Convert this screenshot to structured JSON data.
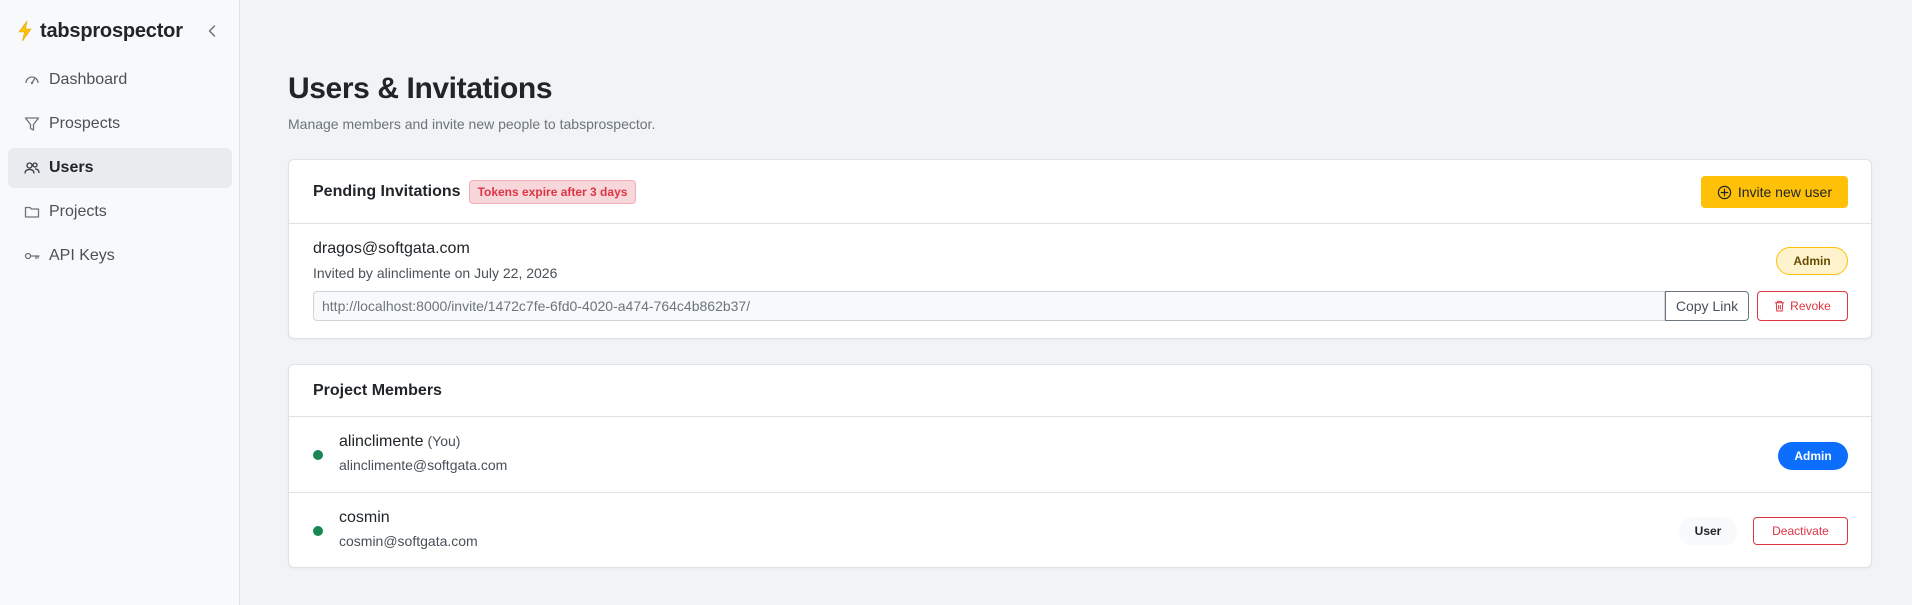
{
  "brand": {
    "name": "tabsprospector",
    "logo_icon": "lightning-bolt-icon",
    "accent": "#ffc107"
  },
  "sidebar": {
    "items": [
      {
        "label": "Dashboard",
        "icon": "gauge-icon",
        "active": false
      },
      {
        "label": "Prospects",
        "icon": "filter-icon",
        "active": false
      },
      {
        "label": "Users",
        "icon": "users-icon",
        "active": true
      },
      {
        "label": "Projects",
        "icon": "folder-icon",
        "active": false
      },
      {
        "label": "API Keys",
        "icon": "key-icon",
        "active": false
      }
    ]
  },
  "page": {
    "title": "Users & Invitations",
    "subtitle": "Manage members and invite new people to tabsprospector."
  },
  "pending": {
    "title": "Pending Invitations",
    "expire_badge": "Tokens expire after 3 days",
    "invite_button": "Invite new user",
    "invitations": [
      {
        "email": "dragos@softgata.com",
        "invited_by": "Invited by alinclimente on July 22, 2026",
        "role": "Admin",
        "link": "http://localhost:8000/invite/1472c7fe-6fd0-4020-a474-764c4b862b37/",
        "copy_label": "Copy Link",
        "revoke_label": "Revoke"
      }
    ]
  },
  "members": {
    "title": "Project Members",
    "list": [
      {
        "name": "alinclimente",
        "you_label": "(You)",
        "email": "alinclimente@softgata.com",
        "role": "Admin",
        "status": "active"
      },
      {
        "name": "cosmin",
        "email": "cosmin@softgata.com",
        "role": "User",
        "action": "Deactivate",
        "status": "active"
      }
    ]
  },
  "colors": {
    "primary": "#0d6efd",
    "danger": "#dc3545",
    "warning": "#ffc107",
    "success": "#198754"
  }
}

•••••

§ The exercise
Tally the lines of the preceding listing in which the word "name" appears; state nothing but the total.

§ Exercise answer
3